Listed entries |
┌────────
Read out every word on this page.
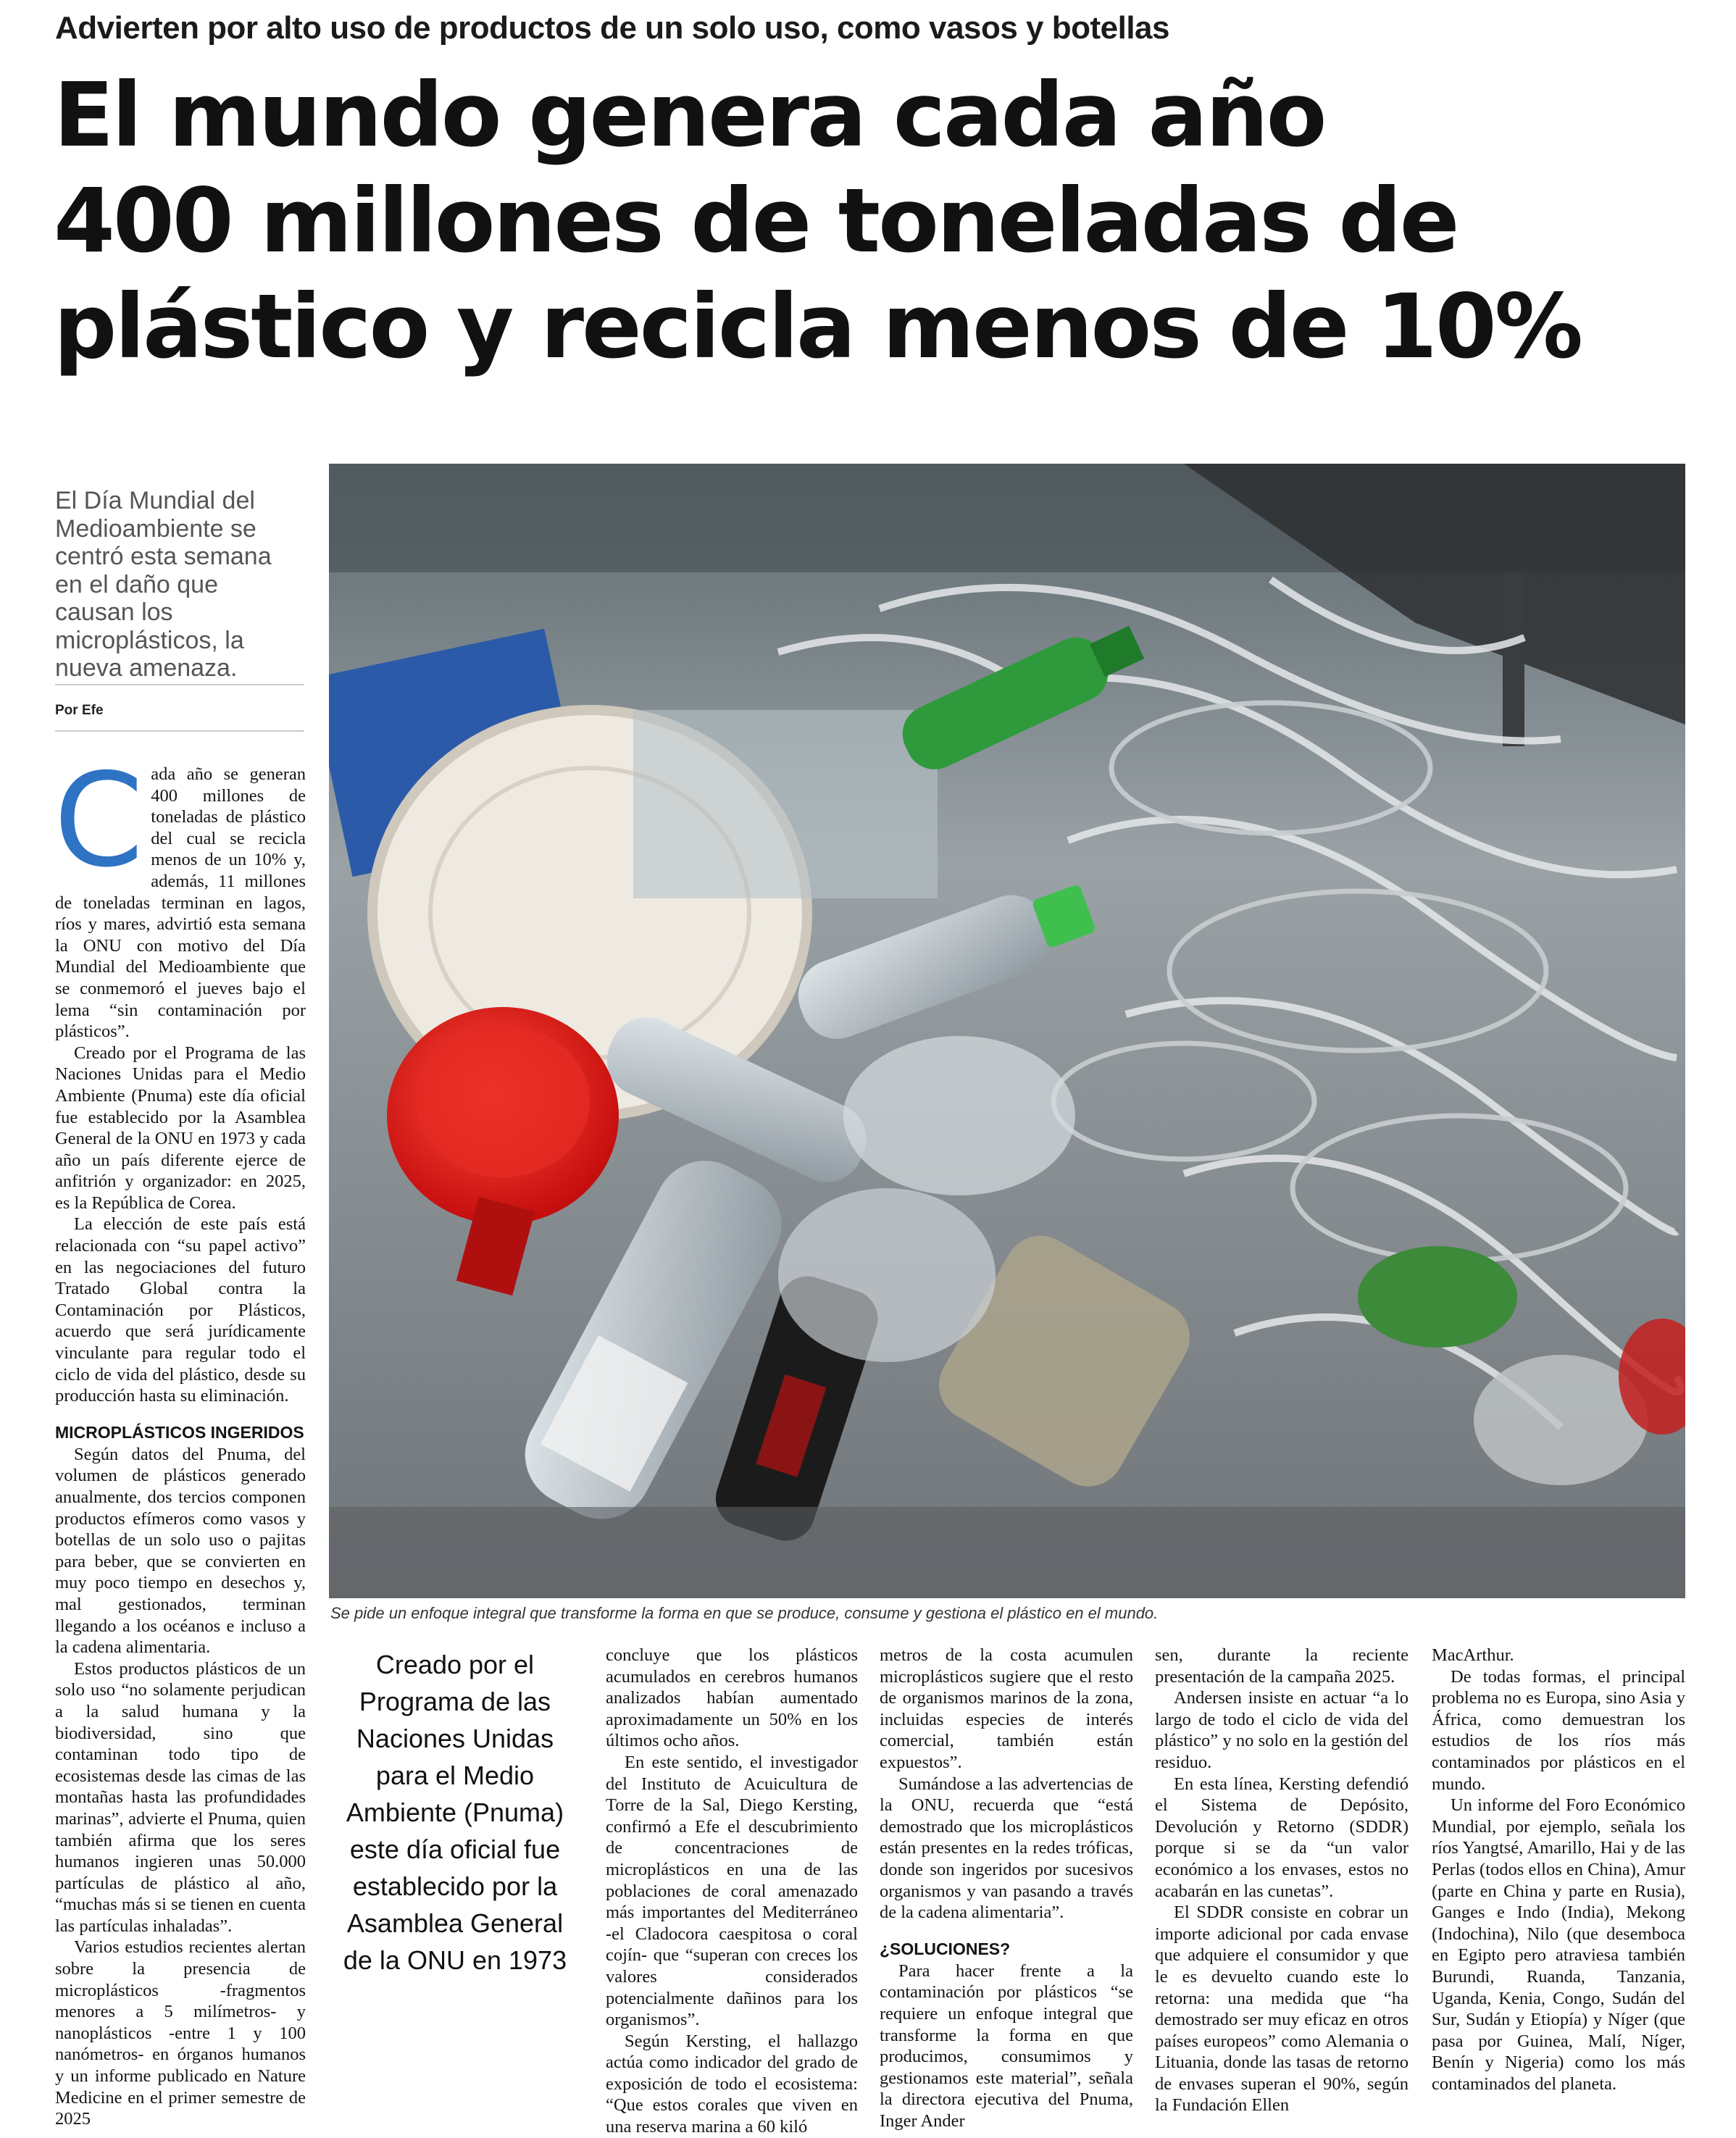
Advierten por alto uso de productos de un solo uso, como vasos y botellas
El mundo genera cada año
400 millones de toneladas de
plástico y recicla menos de 10%
El Día Mundial del Medioambiente se centró esta semana en el daño que causan los microplásticos, la nueva amenaza.
Por Efe

Cada año se generan 400 millones de toneladas de plástico del cual se recicla menos de un 10% y, además, 11 millones de toneladas terminan en lagos, ríos y mares, advirtió esta semana la ONU con motivo del Día Mundial del Medioambiente que se conmemoró el jueves bajo el lema “sin contaminación por plásticos”.

Creado por el Programa de las Naciones Unidas para el Medio Ambiente (Pnuma) este día oficial fue establecido por la Asamblea General de la ONU en 1973 y cada año un país diferente ejerce de anfitrión y organizador: en 2025, es la República de Corea.

La elección de este país está relacionada con “su papel activo” en las negociaciones del futuro Tratado Global contra la Contaminación por Plásticos, acuerdo que será jurídicamente vinculante para regular todo el ciclo de vida del plástico, desde su producción hasta su eliminación.

MICROPLÁSTICOS INGERIDOS

Según datos del Pnuma, del volumen de plásticos generado anualmente, dos tercios componen productos efímeros como vasos y botellas de un solo uso o pajitas para beber, que se convierten en muy poco tiempo en desechos y, mal gestionados, terminan llegando a los océanos e incluso a la cadena alimentaria.

Estos productos plásticos de un solo uso “no solamente perjudican a la salud humana y la biodiversidad, sino que contaminan todo tipo de ecosistemas desde las cimas de las montañas hasta las profundidades marinas”, advierte el Pnuma, quien también afirma que los seres humanos ingieren unas 50.000 partículas de plástico al año, “muchas más si se tienen en cuenta las partículas inhaladas”.

Varios estudios recientes alertan sobre la presencia de microplásticos -fragmentos menores a 5 milímetros- y nanoplásticos -entre 1 y 100 nanómetros- en órganos humanos y un informe publicado en Nature Medicine en el primer semestre de 2025

Se pide un enfoque integral que transforme la forma en que se produce, consume y gestiona el plástico en el mundo.
Creado por el Programa de las Naciones Unidas para el Medio Ambiente (Pnuma) este día oficial fue establecido por la Asamblea General de la ONU en 1973

concluye que los plásticos acumulados en cerebros humanos analizados habían aumentado aproximadamente un 50% en los últimos ocho años.

En este sentido, el investigador del Instituto de Acuicultura de Torre de la Sal, Diego Kersting, confirmó a Efe el descubrimiento de concentraciones de microplásticos en una de las poblaciones de coral amenazado más importantes del Mediterráneo -el Cladocora caespitosa o coral cojín- que “superan con creces los valores considerados potencialmente dañinos para los organismos”.

Según Kersting, el hallazgo actúa como indicador del grado de exposición de todo el ecosistema: “Que estos corales que viven en una reserva marina a 60 kiló

metros de la costa acumulen microplásticos sugiere que el resto de organismos marinos de la zona, incluidas especies de interés comercial, también están expuestos”.

Sumándose a las advertencias de la ONU, recuerda que “está demostrado que los microplásticos están presentes en la redes tróficas, donde son ingeridos por sucesivos organismos y van pasando a través de la cadena alimentaria”.

¿SOLUCIONES?

Para hacer frente a la contaminación por plásticos “se requiere un enfoque integral que transforme la forma en que producimos, consumimos y gestionamos este material”, señala la directora ejecutiva del Pnuma, Inger Ander

sen, durante la reciente presentación de la campaña 2025.

Andersen insiste en actuar “a lo largo de todo el ciclo de vida del plástico” y no solo en la gestión del residuo.

En esta línea, Kersting defendió el Sistema de Depósito, Devolución y Retorno (SDDR) porque si se da “un valor económico a los envases, estos no acabarán en las cunetas”.

El SDDR consiste en cobrar un importe adicional por cada envase que adquiere el consumidor y que le es devuelto cuando este lo retorna: una medida que “ha demostrado ser muy eficaz en otros países europeos” como Alemania o Lituania, donde las tasas de retorno de envases superan el 90%, según la Fundación Ellen

MacArthur.

De todas formas, el principal problema no es Europa, sino Asia y África, como demuestran los estudios de los ríos más contaminados por plásticos en el mundo.

Un informe del Foro Económico Mundial, por ejemplo, señala los ríos Yangtsé, Amarillo, Hai y de las Perlas (todos ellos en China), Amur (parte en China y parte en Rusia), Ganges e Indo (India), Mekong (Indochina), Nilo (que desemboca en Egipto pero atraviesa también Burundi, Ruanda, Tanzania, Uganda, Kenia, Congo, Sudán del Sur, Sudán y Etiopía) y Níger (que pasa por Guinea, Malí, Níger, Benín y Nigeria) como los más contaminados del planeta.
└────────
To do |
From the records above, pull out each line that has "establecido".

Expected answer |
Creado por el Programa de las Naciones Unidas para el Medio Ambiente (Pnuma) este día oficial fue establecido por la Asamblea General de la ONU en 1973 y cada año un país diferente ejerce de anfitrión y organizador: en 2025, es la República de Corea.
Creado por el Programa de las Naciones Unidas para el Medio Ambiente (Pnuma) este día oficial fue establecido por la Asamblea General de la ONU en 1973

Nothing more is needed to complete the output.